== Given records ==
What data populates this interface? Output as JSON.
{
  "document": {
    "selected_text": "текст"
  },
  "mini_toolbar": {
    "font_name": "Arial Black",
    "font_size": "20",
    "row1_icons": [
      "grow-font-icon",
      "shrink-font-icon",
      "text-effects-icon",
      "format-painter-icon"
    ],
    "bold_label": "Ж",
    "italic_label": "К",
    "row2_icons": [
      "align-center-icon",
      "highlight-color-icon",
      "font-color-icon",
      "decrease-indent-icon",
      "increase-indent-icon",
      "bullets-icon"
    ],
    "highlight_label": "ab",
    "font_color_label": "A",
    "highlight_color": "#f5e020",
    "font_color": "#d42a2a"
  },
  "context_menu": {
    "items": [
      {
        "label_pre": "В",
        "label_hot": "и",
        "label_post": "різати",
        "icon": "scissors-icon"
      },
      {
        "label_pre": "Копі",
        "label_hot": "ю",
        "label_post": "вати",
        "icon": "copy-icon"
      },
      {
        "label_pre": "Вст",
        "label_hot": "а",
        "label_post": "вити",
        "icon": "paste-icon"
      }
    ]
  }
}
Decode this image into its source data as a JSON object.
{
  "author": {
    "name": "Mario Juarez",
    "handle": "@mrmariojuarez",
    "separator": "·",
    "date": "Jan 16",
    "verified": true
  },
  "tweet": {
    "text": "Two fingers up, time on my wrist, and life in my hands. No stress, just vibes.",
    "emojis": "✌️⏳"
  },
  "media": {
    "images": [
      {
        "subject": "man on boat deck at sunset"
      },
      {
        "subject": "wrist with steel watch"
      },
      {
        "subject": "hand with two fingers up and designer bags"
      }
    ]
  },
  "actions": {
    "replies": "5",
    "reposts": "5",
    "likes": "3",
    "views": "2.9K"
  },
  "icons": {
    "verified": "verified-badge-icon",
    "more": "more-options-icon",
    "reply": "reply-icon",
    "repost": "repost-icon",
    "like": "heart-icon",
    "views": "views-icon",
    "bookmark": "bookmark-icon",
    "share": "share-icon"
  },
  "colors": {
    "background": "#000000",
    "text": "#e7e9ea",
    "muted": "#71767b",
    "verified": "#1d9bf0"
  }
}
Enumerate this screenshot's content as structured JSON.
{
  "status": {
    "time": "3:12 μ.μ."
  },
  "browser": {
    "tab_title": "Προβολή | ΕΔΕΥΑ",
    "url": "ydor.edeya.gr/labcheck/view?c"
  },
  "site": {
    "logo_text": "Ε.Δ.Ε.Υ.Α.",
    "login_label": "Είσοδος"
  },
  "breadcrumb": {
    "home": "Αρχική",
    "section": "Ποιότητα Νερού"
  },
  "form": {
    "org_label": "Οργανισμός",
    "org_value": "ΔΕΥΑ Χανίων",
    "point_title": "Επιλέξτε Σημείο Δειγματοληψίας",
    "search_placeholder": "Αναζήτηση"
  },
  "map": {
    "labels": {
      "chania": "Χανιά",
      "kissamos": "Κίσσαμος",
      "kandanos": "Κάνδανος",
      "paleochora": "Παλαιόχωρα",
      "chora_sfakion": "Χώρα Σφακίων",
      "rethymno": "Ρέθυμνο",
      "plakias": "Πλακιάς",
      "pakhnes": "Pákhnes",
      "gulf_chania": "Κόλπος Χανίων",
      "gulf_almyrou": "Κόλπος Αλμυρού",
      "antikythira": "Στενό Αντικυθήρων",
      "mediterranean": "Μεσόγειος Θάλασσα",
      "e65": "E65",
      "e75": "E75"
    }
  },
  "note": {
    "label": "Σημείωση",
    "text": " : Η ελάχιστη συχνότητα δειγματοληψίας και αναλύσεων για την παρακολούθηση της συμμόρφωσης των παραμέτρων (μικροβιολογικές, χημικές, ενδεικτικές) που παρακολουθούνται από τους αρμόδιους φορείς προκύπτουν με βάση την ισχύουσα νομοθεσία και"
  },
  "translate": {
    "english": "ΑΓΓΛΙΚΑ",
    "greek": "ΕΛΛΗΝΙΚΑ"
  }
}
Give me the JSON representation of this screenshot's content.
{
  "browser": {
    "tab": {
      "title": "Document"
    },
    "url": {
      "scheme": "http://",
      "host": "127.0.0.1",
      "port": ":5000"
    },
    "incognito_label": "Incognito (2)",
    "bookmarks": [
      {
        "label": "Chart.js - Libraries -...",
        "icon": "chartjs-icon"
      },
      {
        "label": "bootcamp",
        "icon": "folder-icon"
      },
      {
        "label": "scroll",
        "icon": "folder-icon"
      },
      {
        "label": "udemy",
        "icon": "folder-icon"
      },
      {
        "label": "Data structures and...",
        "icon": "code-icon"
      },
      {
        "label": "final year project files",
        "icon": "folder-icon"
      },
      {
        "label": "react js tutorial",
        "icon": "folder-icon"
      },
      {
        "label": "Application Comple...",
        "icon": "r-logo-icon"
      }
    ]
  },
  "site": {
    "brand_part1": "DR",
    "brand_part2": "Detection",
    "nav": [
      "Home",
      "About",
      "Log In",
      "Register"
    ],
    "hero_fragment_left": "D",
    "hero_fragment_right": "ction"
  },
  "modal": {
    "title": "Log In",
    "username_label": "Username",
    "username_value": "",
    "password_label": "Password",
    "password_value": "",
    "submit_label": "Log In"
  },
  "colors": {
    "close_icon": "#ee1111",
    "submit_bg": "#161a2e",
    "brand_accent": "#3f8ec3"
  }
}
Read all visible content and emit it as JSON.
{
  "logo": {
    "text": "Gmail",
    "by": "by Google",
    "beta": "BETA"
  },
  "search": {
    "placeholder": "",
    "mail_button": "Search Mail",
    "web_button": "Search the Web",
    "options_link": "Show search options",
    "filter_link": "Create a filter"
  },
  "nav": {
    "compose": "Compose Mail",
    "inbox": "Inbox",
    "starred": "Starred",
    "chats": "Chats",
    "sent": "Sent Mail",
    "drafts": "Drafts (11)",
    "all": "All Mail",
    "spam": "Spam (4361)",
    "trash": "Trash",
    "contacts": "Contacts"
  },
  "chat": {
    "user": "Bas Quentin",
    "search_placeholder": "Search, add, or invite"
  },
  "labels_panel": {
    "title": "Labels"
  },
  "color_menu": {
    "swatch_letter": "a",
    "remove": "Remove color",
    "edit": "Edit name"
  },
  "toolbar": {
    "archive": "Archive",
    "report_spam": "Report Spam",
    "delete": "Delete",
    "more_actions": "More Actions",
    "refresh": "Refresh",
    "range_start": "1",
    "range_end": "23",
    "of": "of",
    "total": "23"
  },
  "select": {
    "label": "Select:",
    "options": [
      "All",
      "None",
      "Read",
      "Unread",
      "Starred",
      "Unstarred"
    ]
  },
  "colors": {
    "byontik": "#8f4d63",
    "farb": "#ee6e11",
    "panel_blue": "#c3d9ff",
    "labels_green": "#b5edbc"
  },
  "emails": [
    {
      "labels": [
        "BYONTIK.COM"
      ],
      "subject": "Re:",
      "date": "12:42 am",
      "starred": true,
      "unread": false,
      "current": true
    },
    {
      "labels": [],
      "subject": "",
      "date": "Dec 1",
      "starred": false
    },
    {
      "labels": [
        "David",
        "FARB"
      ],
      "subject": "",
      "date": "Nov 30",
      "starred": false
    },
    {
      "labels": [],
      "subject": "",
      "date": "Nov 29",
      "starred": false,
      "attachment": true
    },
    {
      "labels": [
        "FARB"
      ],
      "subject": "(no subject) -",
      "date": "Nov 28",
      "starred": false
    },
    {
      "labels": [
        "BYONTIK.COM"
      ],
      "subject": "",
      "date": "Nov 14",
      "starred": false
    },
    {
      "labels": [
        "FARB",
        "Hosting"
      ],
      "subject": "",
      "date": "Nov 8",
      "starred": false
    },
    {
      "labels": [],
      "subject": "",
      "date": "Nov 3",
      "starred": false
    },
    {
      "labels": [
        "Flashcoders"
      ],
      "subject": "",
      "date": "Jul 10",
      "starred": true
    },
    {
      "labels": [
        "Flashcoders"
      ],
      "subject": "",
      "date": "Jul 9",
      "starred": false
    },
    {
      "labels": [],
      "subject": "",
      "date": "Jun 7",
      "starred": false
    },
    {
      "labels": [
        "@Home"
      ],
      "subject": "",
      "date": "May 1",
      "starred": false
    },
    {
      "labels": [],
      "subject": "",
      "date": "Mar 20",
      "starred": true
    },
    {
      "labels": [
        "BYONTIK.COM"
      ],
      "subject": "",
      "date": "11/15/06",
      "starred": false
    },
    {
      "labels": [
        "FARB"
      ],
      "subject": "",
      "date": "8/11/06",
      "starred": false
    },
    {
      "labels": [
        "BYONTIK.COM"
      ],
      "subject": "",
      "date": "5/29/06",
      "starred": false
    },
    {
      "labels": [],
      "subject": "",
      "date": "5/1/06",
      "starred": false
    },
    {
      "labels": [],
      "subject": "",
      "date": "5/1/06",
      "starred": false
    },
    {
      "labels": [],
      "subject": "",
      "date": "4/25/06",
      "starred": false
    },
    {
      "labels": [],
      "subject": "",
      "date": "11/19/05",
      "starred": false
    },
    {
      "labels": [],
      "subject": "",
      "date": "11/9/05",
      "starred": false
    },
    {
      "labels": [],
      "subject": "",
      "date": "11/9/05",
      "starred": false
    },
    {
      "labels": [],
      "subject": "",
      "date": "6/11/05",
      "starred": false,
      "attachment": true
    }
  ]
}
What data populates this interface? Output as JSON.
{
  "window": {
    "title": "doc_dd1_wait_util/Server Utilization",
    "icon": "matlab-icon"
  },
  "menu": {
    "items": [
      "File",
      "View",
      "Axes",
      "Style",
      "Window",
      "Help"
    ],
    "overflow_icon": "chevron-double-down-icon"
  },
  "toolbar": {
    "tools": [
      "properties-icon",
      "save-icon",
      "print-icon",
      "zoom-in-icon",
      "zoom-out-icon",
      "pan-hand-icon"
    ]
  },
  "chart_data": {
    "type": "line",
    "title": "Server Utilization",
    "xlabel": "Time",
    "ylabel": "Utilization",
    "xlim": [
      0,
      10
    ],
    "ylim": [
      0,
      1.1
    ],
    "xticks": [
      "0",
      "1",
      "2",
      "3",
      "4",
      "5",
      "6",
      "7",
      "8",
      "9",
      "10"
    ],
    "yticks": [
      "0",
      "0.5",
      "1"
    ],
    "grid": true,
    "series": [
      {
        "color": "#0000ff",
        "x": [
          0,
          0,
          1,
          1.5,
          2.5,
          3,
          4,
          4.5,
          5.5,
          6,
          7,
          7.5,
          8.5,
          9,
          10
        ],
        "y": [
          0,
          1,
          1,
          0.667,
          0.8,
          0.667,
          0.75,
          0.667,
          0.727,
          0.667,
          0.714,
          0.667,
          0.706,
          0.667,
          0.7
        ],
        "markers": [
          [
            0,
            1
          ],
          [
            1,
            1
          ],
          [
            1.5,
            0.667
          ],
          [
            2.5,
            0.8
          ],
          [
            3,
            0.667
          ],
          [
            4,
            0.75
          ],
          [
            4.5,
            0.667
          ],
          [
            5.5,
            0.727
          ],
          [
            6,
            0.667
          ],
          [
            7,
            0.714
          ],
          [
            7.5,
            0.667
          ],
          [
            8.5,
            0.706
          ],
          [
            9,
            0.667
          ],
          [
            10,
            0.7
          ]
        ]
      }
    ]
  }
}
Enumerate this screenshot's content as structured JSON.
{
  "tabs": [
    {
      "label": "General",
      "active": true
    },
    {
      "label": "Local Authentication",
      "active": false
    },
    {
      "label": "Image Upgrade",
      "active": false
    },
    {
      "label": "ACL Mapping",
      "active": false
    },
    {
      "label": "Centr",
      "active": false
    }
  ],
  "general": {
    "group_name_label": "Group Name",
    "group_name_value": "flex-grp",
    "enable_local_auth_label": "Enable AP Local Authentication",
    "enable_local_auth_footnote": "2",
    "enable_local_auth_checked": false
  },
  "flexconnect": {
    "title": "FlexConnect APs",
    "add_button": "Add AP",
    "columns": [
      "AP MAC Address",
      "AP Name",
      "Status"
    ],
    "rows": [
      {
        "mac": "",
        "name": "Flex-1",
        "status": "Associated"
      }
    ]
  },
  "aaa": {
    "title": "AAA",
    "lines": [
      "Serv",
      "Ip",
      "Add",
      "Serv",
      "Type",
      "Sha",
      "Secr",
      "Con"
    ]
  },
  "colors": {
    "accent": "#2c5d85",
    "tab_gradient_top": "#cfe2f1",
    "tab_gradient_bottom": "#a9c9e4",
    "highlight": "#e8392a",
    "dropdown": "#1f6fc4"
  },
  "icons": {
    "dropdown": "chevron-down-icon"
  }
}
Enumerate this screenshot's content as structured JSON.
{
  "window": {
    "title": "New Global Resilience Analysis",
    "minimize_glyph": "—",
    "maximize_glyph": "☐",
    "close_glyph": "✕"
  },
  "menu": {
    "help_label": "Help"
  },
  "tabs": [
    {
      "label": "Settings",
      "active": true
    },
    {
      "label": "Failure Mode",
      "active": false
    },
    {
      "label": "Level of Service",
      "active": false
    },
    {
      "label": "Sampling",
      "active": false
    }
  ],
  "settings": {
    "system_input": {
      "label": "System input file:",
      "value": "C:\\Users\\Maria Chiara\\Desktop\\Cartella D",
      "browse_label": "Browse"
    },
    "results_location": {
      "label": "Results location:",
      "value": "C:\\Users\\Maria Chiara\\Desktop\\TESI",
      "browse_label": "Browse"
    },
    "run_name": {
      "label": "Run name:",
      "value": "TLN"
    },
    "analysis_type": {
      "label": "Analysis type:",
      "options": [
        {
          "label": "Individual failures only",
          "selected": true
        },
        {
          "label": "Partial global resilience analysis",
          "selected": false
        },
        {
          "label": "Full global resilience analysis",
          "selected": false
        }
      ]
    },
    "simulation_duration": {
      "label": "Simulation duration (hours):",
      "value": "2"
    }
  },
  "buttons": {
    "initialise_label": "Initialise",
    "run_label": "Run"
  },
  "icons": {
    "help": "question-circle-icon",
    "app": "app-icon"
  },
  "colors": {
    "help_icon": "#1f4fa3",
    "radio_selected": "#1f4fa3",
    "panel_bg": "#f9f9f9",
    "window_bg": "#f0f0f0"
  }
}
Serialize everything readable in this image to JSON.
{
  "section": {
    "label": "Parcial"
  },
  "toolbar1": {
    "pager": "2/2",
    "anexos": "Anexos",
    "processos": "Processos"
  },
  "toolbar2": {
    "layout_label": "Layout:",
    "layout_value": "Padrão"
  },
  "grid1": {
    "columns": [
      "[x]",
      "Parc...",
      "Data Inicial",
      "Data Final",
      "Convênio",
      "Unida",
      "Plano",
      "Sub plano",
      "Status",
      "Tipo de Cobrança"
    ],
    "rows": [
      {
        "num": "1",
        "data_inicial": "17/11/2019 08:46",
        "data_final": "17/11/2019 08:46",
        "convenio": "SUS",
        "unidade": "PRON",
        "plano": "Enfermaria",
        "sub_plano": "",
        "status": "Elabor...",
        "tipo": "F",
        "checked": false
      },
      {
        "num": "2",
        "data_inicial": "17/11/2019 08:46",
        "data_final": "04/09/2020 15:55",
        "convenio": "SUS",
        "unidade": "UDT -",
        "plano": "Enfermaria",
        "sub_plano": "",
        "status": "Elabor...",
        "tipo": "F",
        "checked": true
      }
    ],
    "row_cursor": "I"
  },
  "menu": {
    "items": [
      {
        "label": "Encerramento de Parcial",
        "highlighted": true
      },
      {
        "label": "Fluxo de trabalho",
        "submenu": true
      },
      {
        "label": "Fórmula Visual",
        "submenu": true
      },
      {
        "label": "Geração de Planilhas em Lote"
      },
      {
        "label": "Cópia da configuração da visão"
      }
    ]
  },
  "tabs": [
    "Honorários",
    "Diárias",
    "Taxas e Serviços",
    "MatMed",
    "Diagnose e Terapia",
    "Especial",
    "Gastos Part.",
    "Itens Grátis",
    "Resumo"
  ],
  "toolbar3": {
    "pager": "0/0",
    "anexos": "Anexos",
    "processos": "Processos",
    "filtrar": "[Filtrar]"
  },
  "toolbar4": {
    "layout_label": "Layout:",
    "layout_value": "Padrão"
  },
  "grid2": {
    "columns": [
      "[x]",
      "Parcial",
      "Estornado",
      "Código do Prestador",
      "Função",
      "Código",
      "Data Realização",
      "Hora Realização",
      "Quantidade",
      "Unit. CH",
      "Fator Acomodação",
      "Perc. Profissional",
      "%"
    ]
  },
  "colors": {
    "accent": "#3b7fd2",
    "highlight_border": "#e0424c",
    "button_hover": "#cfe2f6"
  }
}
===
**Given task**
Return each full line of the entries that contains the word "chevron".

**Exercise output**
    "overflow_icon": "chevron-double-down-icon"
    "dropdown": "chevron-down-icon"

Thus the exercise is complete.